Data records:
[start]

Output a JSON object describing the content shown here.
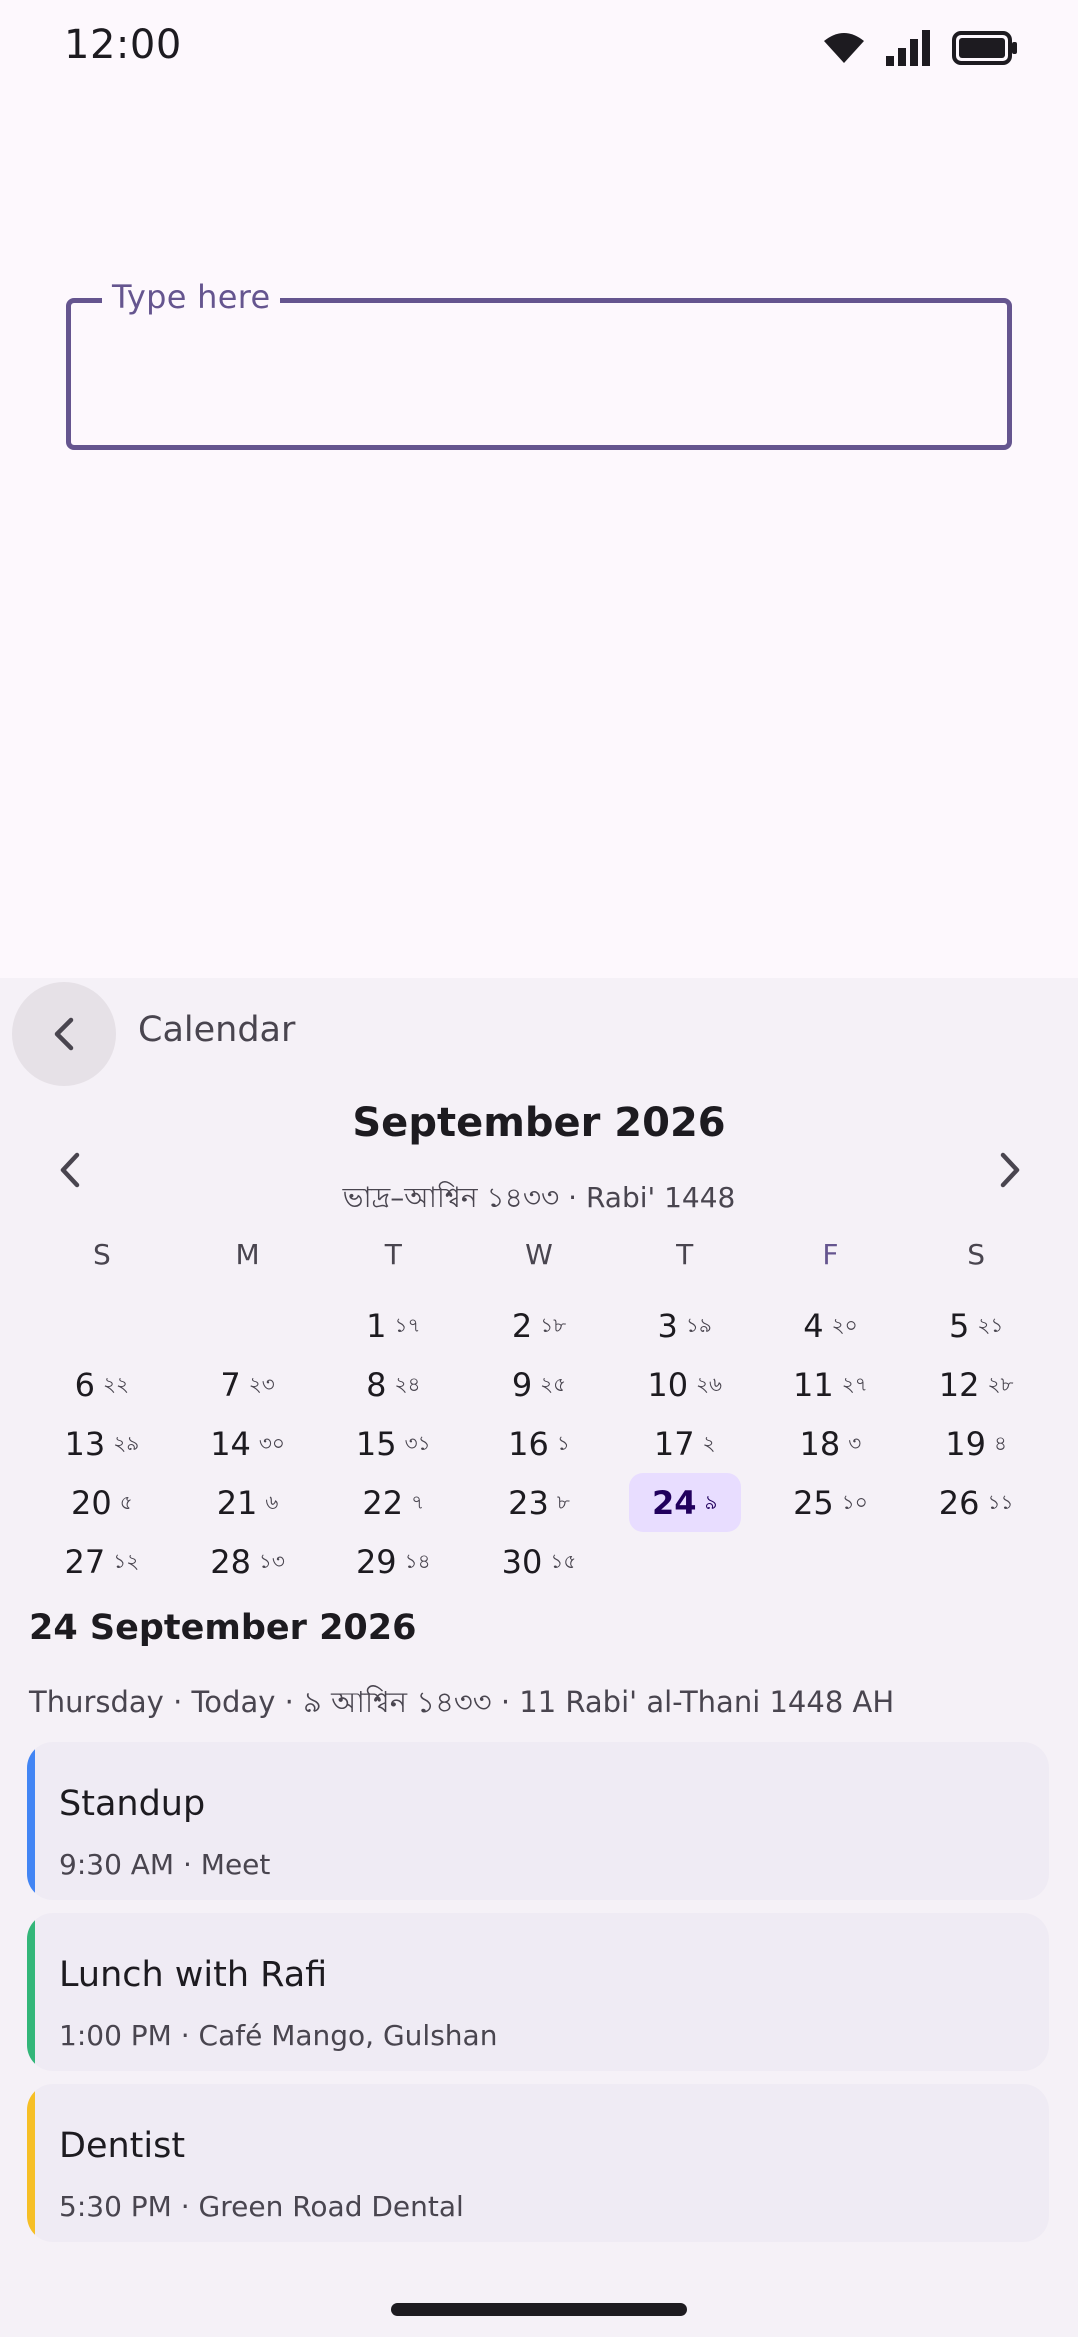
{
  "status_bar": {
    "time": "12:00"
  },
  "input": {
    "label": "Type here",
    "value": ""
  },
  "sheet": {
    "title": "Calendar"
  },
  "calendar": {
    "month_title": "September 2026",
    "subtitle": "ভাদ্র–আশ্বিন ১৪৩৩  ·  Rabi' 1448",
    "weekdays": [
      "S",
      "M",
      "T",
      "W",
      "T",
      "F",
      "S"
    ],
    "days": [
      {
        "d": "1",
        "bn": "১৭"
      },
      {
        "d": "2",
        "bn": "১৮"
      },
      {
        "d": "3",
        "bn": "১৯"
      },
      {
        "d": "4",
        "bn": "২০"
      },
      {
        "d": "5",
        "bn": "২১"
      },
      {
        "d": "6",
        "bn": "২২"
      },
      {
        "d": "7",
        "bn": "২৩"
      },
      {
        "d": "8",
        "bn": "২৪"
      },
      {
        "d": "9",
        "bn": "২৫"
      },
      {
        "d": "10",
        "bn": "২৬"
      },
      {
        "d": "11",
        "bn": "২৭"
      },
      {
        "d": "12",
        "bn": "২৮"
      },
      {
        "d": "13",
        "bn": "২৯"
      },
      {
        "d": "14",
        "bn": "৩০"
      },
      {
        "d": "15",
        "bn": "৩১"
      },
      {
        "d": "16",
        "bn": "১"
      },
      {
        "d": "17",
        "bn": "২"
      },
      {
        "d": "18",
        "bn": "৩"
      },
      {
        "d": "19",
        "bn": "৪"
      },
      {
        "d": "20",
        "bn": "৫"
      },
      {
        "d": "21",
        "bn": "৬"
      },
      {
        "d": "22",
        "bn": "৭"
      },
      {
        "d": "23",
        "bn": "৮"
      },
      {
        "d": "24",
        "bn": "৯"
      },
      {
        "d": "25",
        "bn": "১০"
      },
      {
        "d": "26",
        "bn": "১১"
      },
      {
        "d": "27",
        "bn": "১২"
      },
      {
        "d": "28",
        "bn": "১৩"
      },
      {
        "d": "29",
        "bn": "১৪"
      },
      {
        "d": "30",
        "bn": "১৫"
      }
    ],
    "selected_day": "24"
  },
  "detail": {
    "date": "24 September 2026",
    "meta": "Thursday · Today · ৯ আশ্বিন ১৪৩৩ · 11 Rabi' al-Thani 1448 AH"
  },
  "events": [
    {
      "title": "Standup",
      "subtitle": "9:30 AM · Meet",
      "color": "#4285f4"
    },
    {
      "title": "Lunch with Rafi",
      "subtitle": "1:00 PM · Café Mango, Gulshan",
      "color": "#33b679"
    },
    {
      "title": "Dentist",
      "subtitle": "5:30 PM · Green Road Dental",
      "color": "#f6bf26"
    }
  ],
  "colors": {
    "accent": "#65558f",
    "selected_bg": "#e8ddff",
    "background": "#fdf8fd",
    "sheet": "#f5f1f7"
  }
}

[end]

→ Stated task:
Copy every line of the records above that holds the word "subtitle".

→ Output for this exercise:
    "subtitle": "ভাদ্র–আশ্বিন ১৪৩৩  ·  Rabi' 1448",
      "subtitle": "9:30 AM · Meet",
      "subtitle": "1:00 PM · Café Mango, Gulshan",
      "subtitle": "5:30 PM · Green Road Dental",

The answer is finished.